Your task is to count the lines of the entries below that include the word "bene" and to give only the resulting number.

··· EXCERPTED DATA ···

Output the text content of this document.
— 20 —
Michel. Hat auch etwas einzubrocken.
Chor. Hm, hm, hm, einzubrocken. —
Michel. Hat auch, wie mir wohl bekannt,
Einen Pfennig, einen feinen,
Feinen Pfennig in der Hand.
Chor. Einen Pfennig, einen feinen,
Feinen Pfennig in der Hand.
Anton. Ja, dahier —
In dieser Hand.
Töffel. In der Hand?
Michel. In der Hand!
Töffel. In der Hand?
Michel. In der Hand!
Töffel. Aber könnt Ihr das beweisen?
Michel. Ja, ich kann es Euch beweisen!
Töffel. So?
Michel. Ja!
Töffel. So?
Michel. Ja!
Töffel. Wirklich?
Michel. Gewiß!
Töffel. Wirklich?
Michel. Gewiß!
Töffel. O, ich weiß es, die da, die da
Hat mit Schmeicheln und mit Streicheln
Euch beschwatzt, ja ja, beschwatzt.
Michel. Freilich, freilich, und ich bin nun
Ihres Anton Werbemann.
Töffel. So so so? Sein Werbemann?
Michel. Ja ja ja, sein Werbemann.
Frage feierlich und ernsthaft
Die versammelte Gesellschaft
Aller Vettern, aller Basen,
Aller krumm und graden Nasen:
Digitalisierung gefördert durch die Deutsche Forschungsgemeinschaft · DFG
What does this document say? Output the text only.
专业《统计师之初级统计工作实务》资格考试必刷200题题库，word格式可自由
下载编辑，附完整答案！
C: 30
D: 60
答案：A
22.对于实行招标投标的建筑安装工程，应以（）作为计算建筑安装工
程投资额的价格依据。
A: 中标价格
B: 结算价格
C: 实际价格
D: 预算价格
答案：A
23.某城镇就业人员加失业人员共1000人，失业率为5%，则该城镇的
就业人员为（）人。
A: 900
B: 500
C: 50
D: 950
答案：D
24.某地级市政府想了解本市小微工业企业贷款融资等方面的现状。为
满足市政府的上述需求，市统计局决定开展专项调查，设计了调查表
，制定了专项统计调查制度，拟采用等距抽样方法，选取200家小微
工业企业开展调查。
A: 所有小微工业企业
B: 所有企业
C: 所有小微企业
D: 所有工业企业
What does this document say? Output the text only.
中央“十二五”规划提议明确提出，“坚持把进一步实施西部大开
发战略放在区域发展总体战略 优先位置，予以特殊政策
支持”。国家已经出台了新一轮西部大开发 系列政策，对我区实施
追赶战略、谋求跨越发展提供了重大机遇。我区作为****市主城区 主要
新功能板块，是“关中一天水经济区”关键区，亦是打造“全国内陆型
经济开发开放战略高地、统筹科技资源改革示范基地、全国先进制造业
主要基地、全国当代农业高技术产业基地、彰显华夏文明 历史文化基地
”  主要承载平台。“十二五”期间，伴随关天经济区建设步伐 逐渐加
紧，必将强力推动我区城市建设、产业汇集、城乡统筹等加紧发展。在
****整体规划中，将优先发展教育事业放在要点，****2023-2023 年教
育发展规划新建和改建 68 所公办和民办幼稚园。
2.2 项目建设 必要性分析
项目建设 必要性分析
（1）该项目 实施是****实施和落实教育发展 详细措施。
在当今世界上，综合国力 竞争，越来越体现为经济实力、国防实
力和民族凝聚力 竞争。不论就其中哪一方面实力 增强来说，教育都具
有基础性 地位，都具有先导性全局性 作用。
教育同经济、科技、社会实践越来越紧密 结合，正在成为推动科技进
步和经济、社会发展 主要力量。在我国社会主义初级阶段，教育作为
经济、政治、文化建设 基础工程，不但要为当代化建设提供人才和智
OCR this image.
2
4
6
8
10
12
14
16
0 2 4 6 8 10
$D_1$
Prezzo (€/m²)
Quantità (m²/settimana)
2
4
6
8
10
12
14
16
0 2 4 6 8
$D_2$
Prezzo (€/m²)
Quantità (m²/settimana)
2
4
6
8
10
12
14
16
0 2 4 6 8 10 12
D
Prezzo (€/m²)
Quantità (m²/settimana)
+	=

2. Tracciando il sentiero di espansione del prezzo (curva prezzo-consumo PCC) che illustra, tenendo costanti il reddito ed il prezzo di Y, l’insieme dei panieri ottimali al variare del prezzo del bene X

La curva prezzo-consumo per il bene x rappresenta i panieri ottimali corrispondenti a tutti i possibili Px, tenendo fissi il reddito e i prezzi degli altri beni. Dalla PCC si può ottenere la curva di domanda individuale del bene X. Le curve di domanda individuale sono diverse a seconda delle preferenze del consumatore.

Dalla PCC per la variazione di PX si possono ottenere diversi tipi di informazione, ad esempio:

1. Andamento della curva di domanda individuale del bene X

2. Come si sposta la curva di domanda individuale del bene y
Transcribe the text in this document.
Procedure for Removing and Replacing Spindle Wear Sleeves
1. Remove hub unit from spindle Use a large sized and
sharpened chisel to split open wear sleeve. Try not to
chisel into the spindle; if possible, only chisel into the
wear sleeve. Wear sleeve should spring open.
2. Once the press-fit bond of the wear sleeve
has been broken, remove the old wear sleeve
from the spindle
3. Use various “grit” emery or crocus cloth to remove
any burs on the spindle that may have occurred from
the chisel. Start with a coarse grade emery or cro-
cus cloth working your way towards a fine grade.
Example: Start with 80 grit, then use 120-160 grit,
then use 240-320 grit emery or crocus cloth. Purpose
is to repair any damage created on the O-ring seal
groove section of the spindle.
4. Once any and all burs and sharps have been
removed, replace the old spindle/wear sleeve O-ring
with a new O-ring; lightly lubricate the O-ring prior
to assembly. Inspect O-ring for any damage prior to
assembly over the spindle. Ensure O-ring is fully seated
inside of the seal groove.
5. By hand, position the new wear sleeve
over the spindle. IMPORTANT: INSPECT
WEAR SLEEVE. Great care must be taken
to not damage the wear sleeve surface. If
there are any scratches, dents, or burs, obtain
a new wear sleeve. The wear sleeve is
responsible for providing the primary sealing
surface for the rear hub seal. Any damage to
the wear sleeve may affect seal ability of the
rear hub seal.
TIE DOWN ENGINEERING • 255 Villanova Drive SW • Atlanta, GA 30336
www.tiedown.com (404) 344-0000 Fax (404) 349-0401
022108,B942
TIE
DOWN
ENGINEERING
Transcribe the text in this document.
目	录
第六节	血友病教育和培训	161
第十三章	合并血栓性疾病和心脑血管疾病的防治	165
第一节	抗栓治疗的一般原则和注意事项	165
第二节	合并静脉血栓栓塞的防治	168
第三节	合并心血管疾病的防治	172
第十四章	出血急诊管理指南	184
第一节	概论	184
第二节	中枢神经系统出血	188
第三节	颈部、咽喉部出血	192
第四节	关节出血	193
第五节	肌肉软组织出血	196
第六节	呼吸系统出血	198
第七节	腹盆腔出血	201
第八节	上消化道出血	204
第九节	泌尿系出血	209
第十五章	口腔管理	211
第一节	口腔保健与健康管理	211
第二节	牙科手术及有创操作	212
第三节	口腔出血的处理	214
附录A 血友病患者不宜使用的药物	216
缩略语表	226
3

···

THE REPLY ::
4